What is asked.
Write the data out again exactly, with no pictures.
+--
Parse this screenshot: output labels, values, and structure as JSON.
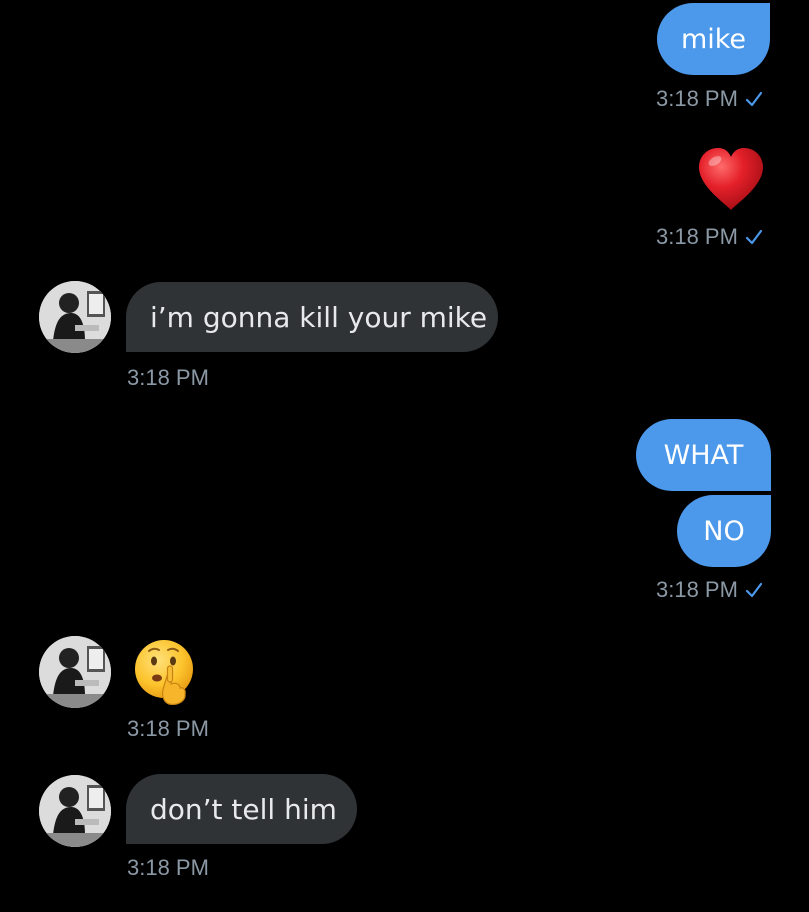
{
  "colors": {
    "background": "#000000",
    "outgoing_bubble": "#4C98EA",
    "incoming_bubble": "#2F3336",
    "timestamp": "#8B98A5",
    "read_check": "#4C98EA"
  },
  "messages": [
    {
      "direction": "outgoing",
      "text": "mike",
      "timestamp": "3:18 PM",
      "read": true
    },
    {
      "direction": "outgoing",
      "emoji": "red-heart",
      "timestamp": "3:18 PM",
      "read": true
    },
    {
      "direction": "incoming",
      "text": "i’m gonna kill your mike",
      "timestamp": "3:18 PM"
    },
    {
      "direction": "outgoing",
      "text": "WHAT"
    },
    {
      "direction": "outgoing",
      "text": "NO",
      "timestamp": "3:18 PM",
      "read": true
    },
    {
      "direction": "incoming",
      "emoji": "shushing-face",
      "timestamp": "3:18 PM"
    },
    {
      "direction": "incoming",
      "text": "don’t tell him",
      "timestamp": "3:18 PM"
    }
  ]
}
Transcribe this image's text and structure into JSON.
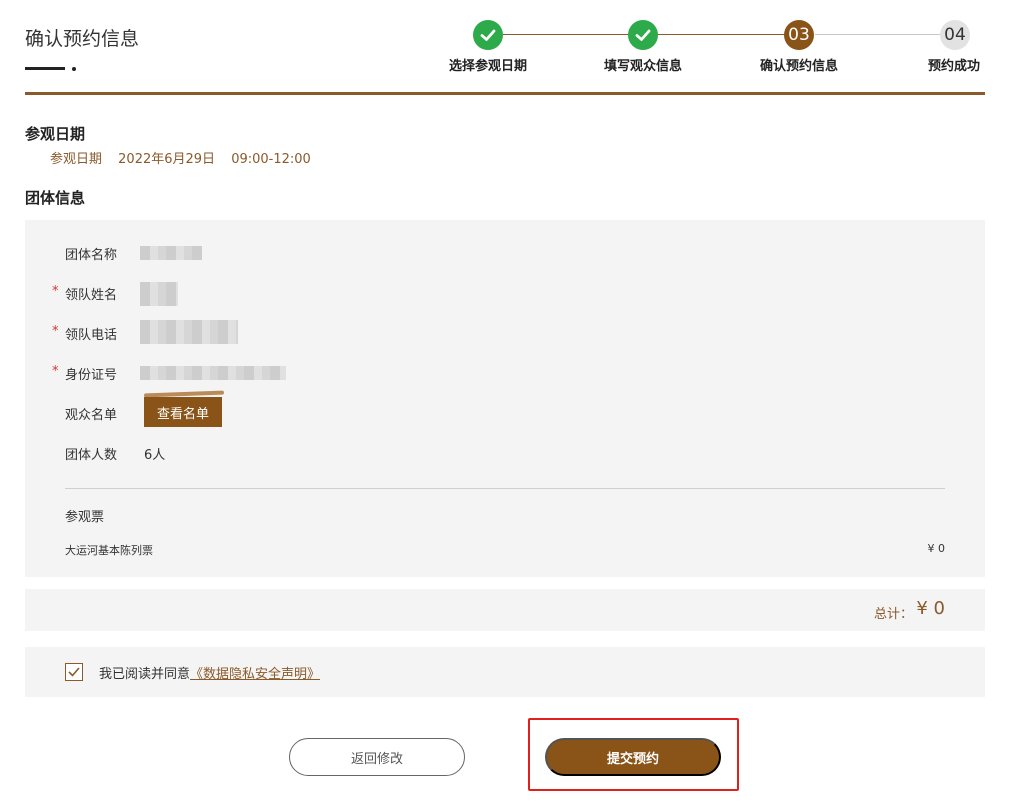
{
  "page": {
    "title": "确认预约信息"
  },
  "steps": [
    {
      "label": "选择参观日期",
      "status": "done",
      "number": "01"
    },
    {
      "label": "填写观众信息",
      "status": "done",
      "number": "02"
    },
    {
      "label": "确认预约信息",
      "status": "current",
      "number": "03"
    },
    {
      "label": "预约成功",
      "status": "todo",
      "number": "04"
    }
  ],
  "visit": {
    "heading": "参观日期",
    "label": "参观日期",
    "date": "2022年6月29日",
    "time": "09:00-12:00"
  },
  "group": {
    "heading": "团体信息",
    "fields": {
      "name_label": "团体名称",
      "leader_label": "领队姓名",
      "phone_label": "领队电话",
      "id_label": "身份证号",
      "audience_label": "观众名单",
      "count_label": "团体人数",
      "count_value": "6人",
      "required_mark": "*"
    },
    "view_list_button": "查看名单"
  },
  "tickets": {
    "heading": "参观票",
    "items": [
      {
        "name": "大运河基本陈列票",
        "price": "¥ 0"
      }
    ]
  },
  "total": {
    "label": "总计：",
    "value": "¥ 0"
  },
  "agreement": {
    "text": "我已阅读并同意",
    "link": "《数据隐私安全声明》",
    "checked": true
  },
  "actions": {
    "back_label": "返回修改",
    "submit_label": "提交预约"
  },
  "colors": {
    "brand": "#8a5419",
    "done": "#2daa49",
    "highlight": "#e0201c"
  }
}
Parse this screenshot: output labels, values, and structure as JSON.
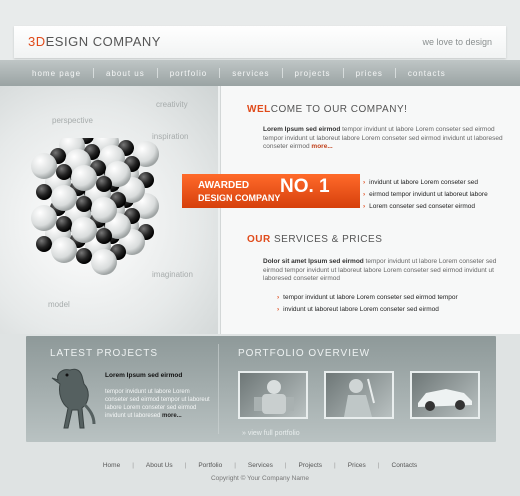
{
  "header": {
    "logo_accent": "3D",
    "logo_rest": "ESIGN COMPANY",
    "tagline": "we love to design"
  },
  "nav": [
    "home page",
    "about us",
    "portfolio",
    "services",
    "projects",
    "prices",
    "contacts"
  ],
  "hero": {
    "words": [
      "creativity",
      "perspective",
      "inspiration",
      "imagination",
      "model"
    ],
    "award": {
      "line1": "AWARDED",
      "big": "NO. 1",
      "line2": "DESIGN COMPANY"
    }
  },
  "welcome": {
    "title_accent": "WEL",
    "title_rest": "COME TO OUR COMPANY!",
    "lead": "Lorem Ipsum sed eirmod",
    "text": " tempor invidunt ut labore Lorem conseter sed eirmod tempor invidunt ut laboreut labore Lorem conseter sed eirmod invidunt ut laboresed conseter eirmod ",
    "more": "more...",
    "bullets": [
      "invidunt ut labore Lorem conseter sed",
      "eirmod tempor invidunt ut laboreut labore",
      "Lorem conseter sed conseter eirmod"
    ]
  },
  "services": {
    "title_accent": "OUR",
    "title_rest": " SERVICES & PRICES",
    "lead": "Dolor sit amet Ipsum sed eirmod",
    "text": " tempor invidunt ut labore Lorem conseter sed eirmod tempor invidunt ut laboreut labore Lorem conseter sed eirmod invidunt ut laboresed conseter eirmod",
    "bullets": [
      "tempor invidunt ut labore Lorem conseter sed eirmod tempor",
      "invidunt ut laboreut labore Lorem conseter sed eirmod"
    ]
  },
  "latest": {
    "title": "LATEST PROJECTS",
    "name": "Lorem Ipsum sed eirmod",
    "text": "tempor invidunt ut labore Lorem conseter sed eirmod tempor ut laboreut labore Lorem conseter sed eirmod invidunt ut laboresed ",
    "more": "more..."
  },
  "portfolio": {
    "title": "PORTFOLIO OVERVIEW",
    "view_all": "»  view full portfolio"
  },
  "footer": {
    "links": [
      "Home",
      "About Us",
      "Portfolio",
      "Services",
      "Projects",
      "Prices",
      "Contacts"
    ],
    "copyright": "Copyright © Your Company Name"
  },
  "colors": {
    "accent": "#e04a1a",
    "band": "#9aa5a5"
  }
}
+--
The output.
Parse this screenshot: output labels, values, and structure as JSON.
{
  "colors": {
    "background": "#000000",
    "outgoing_bubble": "#4C98EA",
    "incoming_bubble": "#2F3336",
    "timestamp": "#8B98A5",
    "read_check": "#4C98EA"
  },
  "messages": [
    {
      "direction": "outgoing",
      "text": "mike",
      "timestamp": "3:18 PM",
      "read": true
    },
    {
      "direction": "outgoing",
      "emoji": "red-heart",
      "timestamp": "3:18 PM",
      "read": true
    },
    {
      "direction": "incoming",
      "text": "i’m gonna kill your mike",
      "timestamp": "3:18 PM"
    },
    {
      "direction": "outgoing",
      "text": "WHAT"
    },
    {
      "direction": "outgoing",
      "text": "NO",
      "timestamp": "3:18 PM",
      "read": true
    },
    {
      "direction": "incoming",
      "emoji": "shushing-face",
      "timestamp": "3:18 PM"
    },
    {
      "direction": "incoming",
      "text": "don’t tell him",
      "timestamp": "3:18 PM"
    }
  ]
}
Transcribe this image's text and structure into JSON.
{
  "page": {
    "title": "确认预约信息"
  },
  "steps": [
    {
      "label": "选择参观日期",
      "status": "done",
      "number": "01"
    },
    {
      "label": "填写观众信息",
      "status": "done",
      "number": "02"
    },
    {
      "label": "确认预约信息",
      "status": "current",
      "number": "03"
    },
    {
      "label": "预约成功",
      "status": "todo",
      "number": "04"
    }
  ],
  "visit": {
    "heading": "参观日期",
    "label": "参观日期",
    "date": "2022年6月29日",
    "time": "09:00-12:00"
  },
  "group": {
    "heading": "团体信息",
    "fields": {
      "name_label": "团体名称",
      "leader_label": "领队姓名",
      "phone_label": "领队电话",
      "id_label": "身份证号",
      "audience_label": "观众名单",
      "count_label": "团体人数",
      "count_value": "6人",
      "required_mark": "*"
    },
    "view_list_button": "查看名单"
  },
  "tickets": {
    "heading": "参观票",
    "items": [
      {
        "name": "大运河基本陈列票",
        "price": "¥ 0"
      }
    ]
  },
  "total": {
    "label": "总计：",
    "value": "¥ 0"
  },
  "agreement": {
    "text": "我已阅读并同意",
    "link": "《数据隐私安全声明》",
    "checked": true
  },
  "actions": {
    "back_label": "返回修改",
    "submit_label": "提交预约"
  },
  "colors": {
    "brand": "#8a5419",
    "done": "#2daa49",
    "highlight": "#e0201c"
  }
}
Parse this screenshot: output labels, values, and structure as JSON.
{
  "header": {
    "logo_accent": "3D",
    "logo_rest": "ESIGN COMPANY",
    "tagline": "we love to design"
  },
  "nav": [
    "home page",
    "about us",
    "portfolio",
    "services",
    "projects",
    "prices",
    "contacts"
  ],
  "hero": {
    "words": [
      "creativity",
      "perspective",
      "inspiration",
      "imagination",
      "model"
    ],
    "award": {
      "line1": "AWARDED",
      "big": "NO. 1",
      "line2": "DESIGN COMPANY"
    }
  },
  "welcome": {
    "title_accent": "WEL",
    "title_rest": "COME TO OUR COMPANY!",
    "lead": "Lorem Ipsum sed eirmod",
    "text": " tempor invidunt ut labore Lorem conseter sed eirmod tempor invidunt ut laboreut labore Lorem conseter sed eirmod invidunt ut laboresed conseter eirmod ",
    "more": "more...",
    "bullets": [
      "invidunt ut labore Lorem conseter sed",
      "eirmod tempor invidunt ut laboreut labore",
      "Lorem conseter sed conseter eirmod"
    ]
  },
  "services": {
    "title_accent": "OUR",
    "title_rest": " SERVICES & PRICES",
    "lead": "Dolor sit amet Ipsum sed eirmod",
    "text": " tempor invidunt ut labore Lorem conseter sed eirmod tempor invidunt ut laboreut labore Lorem conseter sed eirmod invidunt ut laboresed conseter eirmod",
    "bullets": [
      "tempor invidunt ut labore Lorem conseter sed eirmod tempor",
      "invidunt ut laboreut labore Lorem conseter sed eirmod"
    ]
  },
  "latest": {
    "title": "LATEST PROJECTS",
    "name": "Lorem Ipsum sed eirmod",
    "text": "tempor invidunt ut labore Lorem conseter sed eirmod tempor ut laboreut labore Lorem conseter sed eirmod invidunt ut laboresed ",
    "more": "more..."
  },
  "portfolio": {
    "title": "PORTFOLIO OVERVIEW",
    "view_all": "»  view full portfolio"
  },
  "footer": {
    "links": [
      "Home",
      "About Us",
      "Portfolio",
      "Services",
      "Projects",
      "Prices",
      "Contacts"
    ],
    "copyright": "Copyright © Your Company Name"
  },
  "colors": {
    "accent": "#e04a1a",
    "band": "#9aa5a5"
  }
}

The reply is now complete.